## THE TASK
Filter these entries, keeping only lines that hold the word "interest".
— Start MATERIAL FOR THIS EXERCISE —
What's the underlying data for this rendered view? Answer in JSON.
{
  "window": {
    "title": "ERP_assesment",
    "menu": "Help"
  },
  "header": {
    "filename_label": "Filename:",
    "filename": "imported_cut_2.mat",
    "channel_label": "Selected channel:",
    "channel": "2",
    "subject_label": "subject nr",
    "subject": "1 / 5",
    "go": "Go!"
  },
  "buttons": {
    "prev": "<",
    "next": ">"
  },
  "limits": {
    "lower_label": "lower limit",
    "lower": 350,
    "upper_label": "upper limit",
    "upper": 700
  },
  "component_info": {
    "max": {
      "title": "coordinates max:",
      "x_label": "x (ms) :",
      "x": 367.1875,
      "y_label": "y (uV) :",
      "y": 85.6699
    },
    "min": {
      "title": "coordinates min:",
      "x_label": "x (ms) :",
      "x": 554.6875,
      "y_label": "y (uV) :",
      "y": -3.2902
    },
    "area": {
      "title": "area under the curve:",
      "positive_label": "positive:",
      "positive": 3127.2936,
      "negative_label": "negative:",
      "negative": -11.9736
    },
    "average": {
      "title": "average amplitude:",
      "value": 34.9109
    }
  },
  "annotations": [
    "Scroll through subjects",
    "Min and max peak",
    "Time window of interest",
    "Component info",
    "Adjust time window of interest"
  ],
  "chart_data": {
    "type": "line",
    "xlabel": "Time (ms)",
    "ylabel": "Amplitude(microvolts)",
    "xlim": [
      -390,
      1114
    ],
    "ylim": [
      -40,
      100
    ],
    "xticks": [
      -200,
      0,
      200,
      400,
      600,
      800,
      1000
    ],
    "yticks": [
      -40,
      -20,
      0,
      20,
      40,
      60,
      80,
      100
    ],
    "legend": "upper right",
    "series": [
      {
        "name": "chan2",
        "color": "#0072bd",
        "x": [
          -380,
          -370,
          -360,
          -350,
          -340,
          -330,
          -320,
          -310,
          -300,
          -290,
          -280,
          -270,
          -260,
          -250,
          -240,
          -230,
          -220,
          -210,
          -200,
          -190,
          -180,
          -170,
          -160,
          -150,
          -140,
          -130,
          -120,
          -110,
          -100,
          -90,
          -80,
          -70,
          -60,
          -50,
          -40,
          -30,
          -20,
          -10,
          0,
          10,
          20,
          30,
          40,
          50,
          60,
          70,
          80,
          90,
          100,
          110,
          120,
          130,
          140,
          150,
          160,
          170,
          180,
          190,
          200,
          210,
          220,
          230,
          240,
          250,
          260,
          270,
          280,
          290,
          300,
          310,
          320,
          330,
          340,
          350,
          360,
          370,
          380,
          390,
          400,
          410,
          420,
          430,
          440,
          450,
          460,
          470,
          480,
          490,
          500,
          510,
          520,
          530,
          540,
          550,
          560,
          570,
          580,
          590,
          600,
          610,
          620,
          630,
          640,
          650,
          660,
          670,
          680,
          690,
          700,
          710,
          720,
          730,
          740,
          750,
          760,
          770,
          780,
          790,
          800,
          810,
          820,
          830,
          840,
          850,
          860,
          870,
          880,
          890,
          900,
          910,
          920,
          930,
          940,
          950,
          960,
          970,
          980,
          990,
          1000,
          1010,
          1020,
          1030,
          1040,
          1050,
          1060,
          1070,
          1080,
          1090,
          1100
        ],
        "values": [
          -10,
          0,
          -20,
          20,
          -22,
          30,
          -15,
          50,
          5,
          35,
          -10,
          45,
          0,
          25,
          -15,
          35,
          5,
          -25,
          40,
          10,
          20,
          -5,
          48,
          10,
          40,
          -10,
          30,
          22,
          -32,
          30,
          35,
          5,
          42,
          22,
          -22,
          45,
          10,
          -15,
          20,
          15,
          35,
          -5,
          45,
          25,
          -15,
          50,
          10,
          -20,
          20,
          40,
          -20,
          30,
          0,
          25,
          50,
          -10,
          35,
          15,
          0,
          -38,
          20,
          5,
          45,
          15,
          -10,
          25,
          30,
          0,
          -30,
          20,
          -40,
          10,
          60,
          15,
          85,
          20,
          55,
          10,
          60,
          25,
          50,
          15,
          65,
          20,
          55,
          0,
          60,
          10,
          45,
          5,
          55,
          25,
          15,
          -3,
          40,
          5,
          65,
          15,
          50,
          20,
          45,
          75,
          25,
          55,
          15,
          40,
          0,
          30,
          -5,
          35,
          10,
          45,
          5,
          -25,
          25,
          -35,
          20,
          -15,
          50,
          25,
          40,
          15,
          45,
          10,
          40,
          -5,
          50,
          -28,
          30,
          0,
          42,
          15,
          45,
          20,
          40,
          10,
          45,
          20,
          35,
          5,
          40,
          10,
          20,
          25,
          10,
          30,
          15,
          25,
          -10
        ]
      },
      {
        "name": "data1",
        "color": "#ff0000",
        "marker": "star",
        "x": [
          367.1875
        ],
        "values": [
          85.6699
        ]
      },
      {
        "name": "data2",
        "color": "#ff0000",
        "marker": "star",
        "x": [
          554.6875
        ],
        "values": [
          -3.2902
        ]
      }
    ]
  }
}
— End MATERIAL FOR THIS EXERCISE —
## WORKED SOLUTION
    "Time window of interest",
    "Adjust time window of interest"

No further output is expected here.